### Challenge
Look below. Copy each line that has "rgba" in it.
* BEGIN Extracted entries *
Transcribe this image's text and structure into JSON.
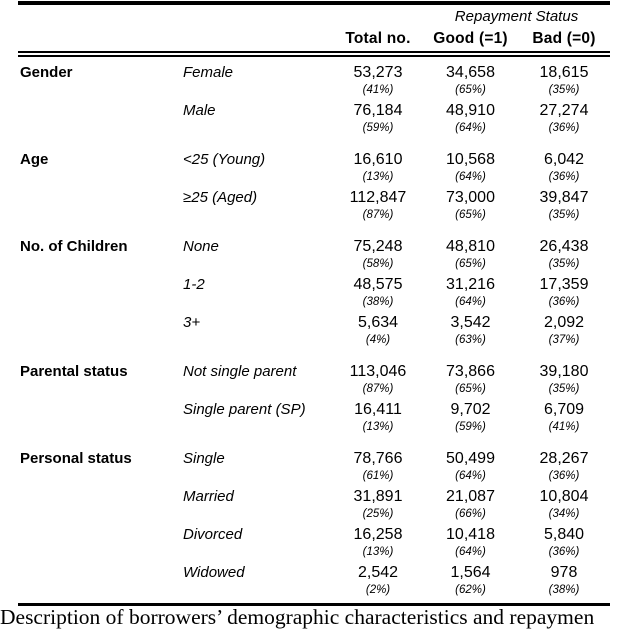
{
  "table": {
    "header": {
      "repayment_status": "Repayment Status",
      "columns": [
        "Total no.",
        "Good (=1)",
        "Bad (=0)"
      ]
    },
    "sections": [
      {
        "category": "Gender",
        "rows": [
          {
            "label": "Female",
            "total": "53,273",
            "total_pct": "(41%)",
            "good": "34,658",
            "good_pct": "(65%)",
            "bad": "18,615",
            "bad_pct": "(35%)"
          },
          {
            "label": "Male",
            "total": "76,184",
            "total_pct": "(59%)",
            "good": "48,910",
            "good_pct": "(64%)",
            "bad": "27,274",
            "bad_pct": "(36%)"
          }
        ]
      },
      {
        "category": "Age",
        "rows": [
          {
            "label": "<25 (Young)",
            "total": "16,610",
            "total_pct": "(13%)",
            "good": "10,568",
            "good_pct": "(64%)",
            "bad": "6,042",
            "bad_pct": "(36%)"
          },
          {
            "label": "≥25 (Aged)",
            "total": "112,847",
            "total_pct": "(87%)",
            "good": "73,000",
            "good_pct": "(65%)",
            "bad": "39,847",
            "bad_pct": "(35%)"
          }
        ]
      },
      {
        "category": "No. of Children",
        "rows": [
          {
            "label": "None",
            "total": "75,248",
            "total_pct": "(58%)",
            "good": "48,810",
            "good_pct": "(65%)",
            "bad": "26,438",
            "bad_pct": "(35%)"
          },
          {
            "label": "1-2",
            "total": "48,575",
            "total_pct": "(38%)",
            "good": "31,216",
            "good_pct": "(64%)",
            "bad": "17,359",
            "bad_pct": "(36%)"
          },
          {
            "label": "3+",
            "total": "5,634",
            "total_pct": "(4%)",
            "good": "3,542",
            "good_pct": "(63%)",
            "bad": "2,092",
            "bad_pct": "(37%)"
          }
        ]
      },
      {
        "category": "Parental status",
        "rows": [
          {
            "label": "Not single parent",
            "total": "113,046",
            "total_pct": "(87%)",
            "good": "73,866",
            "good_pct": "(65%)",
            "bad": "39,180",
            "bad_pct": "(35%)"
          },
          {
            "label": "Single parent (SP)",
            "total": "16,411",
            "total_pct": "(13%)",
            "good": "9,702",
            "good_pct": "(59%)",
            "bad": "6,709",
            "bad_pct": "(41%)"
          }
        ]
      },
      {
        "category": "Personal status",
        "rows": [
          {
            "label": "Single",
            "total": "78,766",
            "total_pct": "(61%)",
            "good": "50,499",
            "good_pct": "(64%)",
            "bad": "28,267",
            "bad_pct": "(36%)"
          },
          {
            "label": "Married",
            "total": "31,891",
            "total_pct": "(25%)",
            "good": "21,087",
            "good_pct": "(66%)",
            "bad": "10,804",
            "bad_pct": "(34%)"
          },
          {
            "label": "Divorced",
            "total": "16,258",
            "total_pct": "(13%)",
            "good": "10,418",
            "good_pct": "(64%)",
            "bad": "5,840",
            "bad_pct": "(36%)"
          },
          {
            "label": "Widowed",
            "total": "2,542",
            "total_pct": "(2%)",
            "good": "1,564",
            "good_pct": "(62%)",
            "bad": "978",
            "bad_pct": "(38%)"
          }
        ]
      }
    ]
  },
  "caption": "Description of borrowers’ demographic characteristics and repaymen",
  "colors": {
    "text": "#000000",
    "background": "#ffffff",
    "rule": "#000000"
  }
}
* END Extracted entries *
* BEGIN Extracted entries *
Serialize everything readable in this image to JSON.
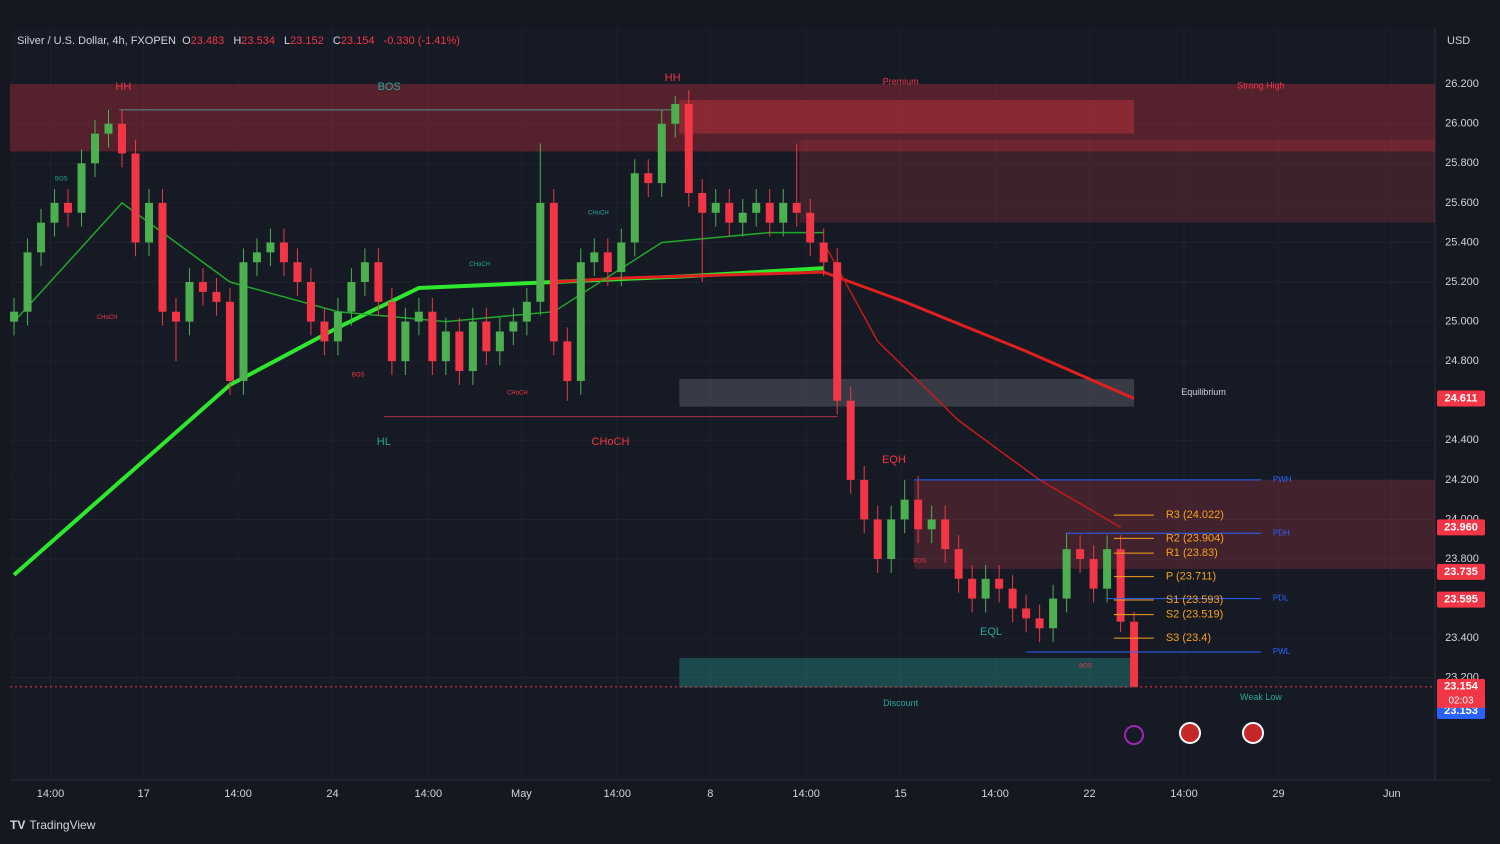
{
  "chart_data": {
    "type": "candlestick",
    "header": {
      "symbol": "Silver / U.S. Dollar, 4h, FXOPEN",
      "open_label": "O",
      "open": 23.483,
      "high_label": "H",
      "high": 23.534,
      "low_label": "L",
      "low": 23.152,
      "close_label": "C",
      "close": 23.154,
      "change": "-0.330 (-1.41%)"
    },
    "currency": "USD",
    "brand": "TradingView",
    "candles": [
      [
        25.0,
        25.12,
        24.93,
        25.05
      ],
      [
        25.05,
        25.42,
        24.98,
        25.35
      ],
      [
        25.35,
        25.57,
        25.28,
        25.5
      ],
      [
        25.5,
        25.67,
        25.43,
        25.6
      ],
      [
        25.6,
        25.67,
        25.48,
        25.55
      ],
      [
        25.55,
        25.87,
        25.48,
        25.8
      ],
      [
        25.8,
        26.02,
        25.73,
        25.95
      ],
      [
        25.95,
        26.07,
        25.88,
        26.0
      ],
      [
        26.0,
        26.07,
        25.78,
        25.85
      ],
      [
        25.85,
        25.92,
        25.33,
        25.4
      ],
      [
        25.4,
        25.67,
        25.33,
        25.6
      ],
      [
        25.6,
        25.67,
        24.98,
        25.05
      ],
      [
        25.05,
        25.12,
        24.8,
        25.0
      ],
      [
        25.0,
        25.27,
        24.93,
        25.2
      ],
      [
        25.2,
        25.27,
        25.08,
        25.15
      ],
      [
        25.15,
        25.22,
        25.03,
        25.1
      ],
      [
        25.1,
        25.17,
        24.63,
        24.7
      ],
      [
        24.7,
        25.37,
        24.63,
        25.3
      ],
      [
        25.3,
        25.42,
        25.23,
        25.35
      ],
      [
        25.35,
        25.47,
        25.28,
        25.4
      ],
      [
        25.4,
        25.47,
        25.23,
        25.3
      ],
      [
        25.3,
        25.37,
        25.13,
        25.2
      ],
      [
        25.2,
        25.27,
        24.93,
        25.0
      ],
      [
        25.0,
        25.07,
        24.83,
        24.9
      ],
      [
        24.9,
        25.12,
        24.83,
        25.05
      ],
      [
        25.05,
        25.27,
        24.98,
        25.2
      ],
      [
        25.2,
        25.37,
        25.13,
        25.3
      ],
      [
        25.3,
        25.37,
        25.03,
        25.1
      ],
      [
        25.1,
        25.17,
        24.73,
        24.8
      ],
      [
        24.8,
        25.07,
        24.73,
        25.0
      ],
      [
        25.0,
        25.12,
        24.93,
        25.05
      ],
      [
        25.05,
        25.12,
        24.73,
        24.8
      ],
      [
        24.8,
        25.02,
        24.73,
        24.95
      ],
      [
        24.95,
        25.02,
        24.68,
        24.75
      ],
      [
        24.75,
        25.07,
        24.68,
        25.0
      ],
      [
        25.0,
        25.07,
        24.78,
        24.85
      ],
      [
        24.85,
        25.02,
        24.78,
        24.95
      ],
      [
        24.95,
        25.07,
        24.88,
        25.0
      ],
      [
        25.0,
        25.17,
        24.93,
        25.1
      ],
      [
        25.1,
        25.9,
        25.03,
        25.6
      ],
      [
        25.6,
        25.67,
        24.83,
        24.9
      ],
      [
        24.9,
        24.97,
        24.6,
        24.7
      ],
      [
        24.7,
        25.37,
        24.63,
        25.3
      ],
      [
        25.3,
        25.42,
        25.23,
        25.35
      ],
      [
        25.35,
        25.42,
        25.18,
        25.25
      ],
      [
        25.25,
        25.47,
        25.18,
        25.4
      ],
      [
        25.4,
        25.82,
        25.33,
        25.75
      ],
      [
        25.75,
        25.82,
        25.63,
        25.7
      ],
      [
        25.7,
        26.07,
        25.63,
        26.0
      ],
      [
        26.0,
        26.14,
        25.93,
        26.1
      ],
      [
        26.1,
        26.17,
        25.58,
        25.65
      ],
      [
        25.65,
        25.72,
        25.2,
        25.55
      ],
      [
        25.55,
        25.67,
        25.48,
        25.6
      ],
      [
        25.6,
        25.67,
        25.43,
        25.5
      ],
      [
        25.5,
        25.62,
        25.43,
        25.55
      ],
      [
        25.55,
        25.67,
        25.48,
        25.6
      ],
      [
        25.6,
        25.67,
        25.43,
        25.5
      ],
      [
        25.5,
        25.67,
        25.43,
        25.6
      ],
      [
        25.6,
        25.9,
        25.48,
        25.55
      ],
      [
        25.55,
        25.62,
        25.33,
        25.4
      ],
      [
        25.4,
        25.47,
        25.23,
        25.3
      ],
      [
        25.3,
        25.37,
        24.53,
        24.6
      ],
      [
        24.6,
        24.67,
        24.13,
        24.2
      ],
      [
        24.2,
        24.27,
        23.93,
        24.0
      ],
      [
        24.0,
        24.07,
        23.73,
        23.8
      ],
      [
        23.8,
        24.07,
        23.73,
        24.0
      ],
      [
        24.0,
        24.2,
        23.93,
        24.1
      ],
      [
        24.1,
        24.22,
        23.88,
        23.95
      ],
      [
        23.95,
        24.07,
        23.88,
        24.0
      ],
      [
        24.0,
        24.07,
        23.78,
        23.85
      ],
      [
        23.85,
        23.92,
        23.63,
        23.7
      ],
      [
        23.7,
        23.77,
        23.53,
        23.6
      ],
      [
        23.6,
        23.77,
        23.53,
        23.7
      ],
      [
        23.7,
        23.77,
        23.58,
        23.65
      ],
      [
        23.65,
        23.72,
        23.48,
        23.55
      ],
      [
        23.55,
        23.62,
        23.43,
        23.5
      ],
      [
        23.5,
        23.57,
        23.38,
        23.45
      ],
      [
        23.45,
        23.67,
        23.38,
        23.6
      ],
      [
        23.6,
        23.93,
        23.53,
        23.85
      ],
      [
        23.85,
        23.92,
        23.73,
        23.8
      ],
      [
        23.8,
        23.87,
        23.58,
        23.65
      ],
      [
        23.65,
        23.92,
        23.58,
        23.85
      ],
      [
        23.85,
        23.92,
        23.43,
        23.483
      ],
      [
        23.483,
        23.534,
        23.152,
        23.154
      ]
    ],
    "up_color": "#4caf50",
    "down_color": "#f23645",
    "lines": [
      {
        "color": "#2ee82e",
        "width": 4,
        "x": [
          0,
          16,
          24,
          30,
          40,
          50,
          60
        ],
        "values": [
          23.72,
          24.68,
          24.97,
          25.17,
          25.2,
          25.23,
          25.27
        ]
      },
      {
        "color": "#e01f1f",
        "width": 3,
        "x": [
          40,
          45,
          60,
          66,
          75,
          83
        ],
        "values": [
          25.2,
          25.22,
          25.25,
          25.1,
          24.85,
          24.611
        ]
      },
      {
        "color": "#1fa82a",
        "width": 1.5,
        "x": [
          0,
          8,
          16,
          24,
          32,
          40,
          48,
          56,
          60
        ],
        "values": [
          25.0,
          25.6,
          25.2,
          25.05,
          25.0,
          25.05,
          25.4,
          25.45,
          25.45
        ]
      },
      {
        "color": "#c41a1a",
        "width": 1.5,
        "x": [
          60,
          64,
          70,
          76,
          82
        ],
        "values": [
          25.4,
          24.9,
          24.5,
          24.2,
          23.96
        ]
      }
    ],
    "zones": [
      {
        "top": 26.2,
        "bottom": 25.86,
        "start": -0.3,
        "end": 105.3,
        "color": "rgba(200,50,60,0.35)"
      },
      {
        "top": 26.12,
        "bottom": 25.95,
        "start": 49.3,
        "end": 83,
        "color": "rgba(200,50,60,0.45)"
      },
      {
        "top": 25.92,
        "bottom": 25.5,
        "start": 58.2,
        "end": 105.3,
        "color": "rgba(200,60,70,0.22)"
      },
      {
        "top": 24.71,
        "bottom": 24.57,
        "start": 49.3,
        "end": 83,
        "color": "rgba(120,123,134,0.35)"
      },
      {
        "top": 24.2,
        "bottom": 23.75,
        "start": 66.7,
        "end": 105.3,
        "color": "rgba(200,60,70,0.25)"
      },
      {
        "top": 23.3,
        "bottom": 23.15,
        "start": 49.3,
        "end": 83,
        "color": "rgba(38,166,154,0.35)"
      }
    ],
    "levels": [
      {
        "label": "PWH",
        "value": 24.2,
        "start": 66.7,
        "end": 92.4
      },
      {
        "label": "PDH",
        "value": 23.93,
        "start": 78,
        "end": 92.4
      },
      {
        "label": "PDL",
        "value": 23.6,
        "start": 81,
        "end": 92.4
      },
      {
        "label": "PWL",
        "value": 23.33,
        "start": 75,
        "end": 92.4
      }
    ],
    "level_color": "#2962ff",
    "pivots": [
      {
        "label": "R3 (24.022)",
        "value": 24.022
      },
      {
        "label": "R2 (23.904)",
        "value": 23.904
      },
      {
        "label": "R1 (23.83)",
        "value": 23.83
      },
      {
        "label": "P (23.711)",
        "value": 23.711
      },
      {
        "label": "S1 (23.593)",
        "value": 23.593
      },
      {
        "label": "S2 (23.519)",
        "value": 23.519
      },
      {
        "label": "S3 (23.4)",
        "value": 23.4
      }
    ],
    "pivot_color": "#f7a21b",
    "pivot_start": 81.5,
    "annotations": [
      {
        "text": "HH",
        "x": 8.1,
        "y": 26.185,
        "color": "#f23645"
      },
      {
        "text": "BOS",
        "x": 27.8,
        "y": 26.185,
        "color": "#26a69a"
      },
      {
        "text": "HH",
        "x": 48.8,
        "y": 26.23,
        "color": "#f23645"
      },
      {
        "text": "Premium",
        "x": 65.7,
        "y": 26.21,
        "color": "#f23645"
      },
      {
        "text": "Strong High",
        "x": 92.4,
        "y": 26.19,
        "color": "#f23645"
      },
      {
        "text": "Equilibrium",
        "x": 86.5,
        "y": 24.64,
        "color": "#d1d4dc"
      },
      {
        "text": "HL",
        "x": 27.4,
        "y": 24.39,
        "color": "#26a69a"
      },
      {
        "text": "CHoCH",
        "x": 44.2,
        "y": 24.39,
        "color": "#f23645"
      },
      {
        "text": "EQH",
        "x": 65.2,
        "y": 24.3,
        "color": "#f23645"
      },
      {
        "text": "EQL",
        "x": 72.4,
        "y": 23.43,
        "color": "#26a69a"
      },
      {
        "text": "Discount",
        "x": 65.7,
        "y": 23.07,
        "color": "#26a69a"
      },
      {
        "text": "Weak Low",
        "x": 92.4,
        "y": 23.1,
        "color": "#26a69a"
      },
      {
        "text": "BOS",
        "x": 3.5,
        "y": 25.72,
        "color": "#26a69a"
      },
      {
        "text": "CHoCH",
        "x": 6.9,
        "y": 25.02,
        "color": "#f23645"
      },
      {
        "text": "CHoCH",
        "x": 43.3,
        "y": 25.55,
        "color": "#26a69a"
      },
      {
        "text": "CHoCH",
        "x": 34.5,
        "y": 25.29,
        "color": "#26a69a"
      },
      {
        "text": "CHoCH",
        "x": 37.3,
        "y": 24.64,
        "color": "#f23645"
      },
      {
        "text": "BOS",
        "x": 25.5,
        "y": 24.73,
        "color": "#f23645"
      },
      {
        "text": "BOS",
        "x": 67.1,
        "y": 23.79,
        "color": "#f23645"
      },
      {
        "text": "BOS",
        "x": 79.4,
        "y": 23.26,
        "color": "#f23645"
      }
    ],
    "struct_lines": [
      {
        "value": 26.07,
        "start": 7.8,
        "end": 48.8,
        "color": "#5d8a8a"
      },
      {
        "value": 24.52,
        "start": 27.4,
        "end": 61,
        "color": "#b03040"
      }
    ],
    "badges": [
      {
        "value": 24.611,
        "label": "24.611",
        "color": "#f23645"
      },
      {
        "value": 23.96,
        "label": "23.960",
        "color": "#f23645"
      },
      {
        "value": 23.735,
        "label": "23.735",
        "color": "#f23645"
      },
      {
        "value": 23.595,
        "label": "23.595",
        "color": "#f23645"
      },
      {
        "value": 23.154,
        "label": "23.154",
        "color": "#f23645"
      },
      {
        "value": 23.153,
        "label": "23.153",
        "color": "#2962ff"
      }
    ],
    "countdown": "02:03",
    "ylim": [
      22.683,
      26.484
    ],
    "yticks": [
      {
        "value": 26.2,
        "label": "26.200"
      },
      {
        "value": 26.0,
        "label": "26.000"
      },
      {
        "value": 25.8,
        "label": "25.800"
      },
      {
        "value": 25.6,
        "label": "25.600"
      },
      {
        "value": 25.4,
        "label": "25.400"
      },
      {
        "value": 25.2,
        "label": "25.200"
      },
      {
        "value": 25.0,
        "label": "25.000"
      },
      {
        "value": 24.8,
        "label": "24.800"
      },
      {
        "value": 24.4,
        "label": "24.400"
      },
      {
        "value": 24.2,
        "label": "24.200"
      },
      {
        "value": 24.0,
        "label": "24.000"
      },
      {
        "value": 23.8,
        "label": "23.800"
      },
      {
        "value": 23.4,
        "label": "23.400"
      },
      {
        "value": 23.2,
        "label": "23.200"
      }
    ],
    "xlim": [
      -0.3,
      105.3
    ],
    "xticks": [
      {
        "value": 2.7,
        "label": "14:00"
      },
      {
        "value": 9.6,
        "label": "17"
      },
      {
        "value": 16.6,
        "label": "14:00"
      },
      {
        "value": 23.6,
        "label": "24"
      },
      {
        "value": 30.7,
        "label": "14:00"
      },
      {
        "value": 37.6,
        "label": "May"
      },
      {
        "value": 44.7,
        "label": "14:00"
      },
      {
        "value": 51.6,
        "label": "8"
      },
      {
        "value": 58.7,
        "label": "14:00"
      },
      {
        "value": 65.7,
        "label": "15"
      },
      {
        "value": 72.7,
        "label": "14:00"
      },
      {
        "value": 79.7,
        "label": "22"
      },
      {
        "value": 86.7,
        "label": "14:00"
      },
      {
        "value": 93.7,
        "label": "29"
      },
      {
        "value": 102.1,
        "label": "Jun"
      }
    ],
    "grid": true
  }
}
* END Extracted entries *
### Finished answer
        "color": "rgba(200,50,60,0.35)"
        "color": "rgba(200,50,60,0.45)"
        "color": "rgba(200,60,70,0.22)"
        "color": "rgba(120,123,134,0.35)"
        "color": "rgba(200,60,70,0.25)"
        "color": "rgba(38,166,154,0.35)"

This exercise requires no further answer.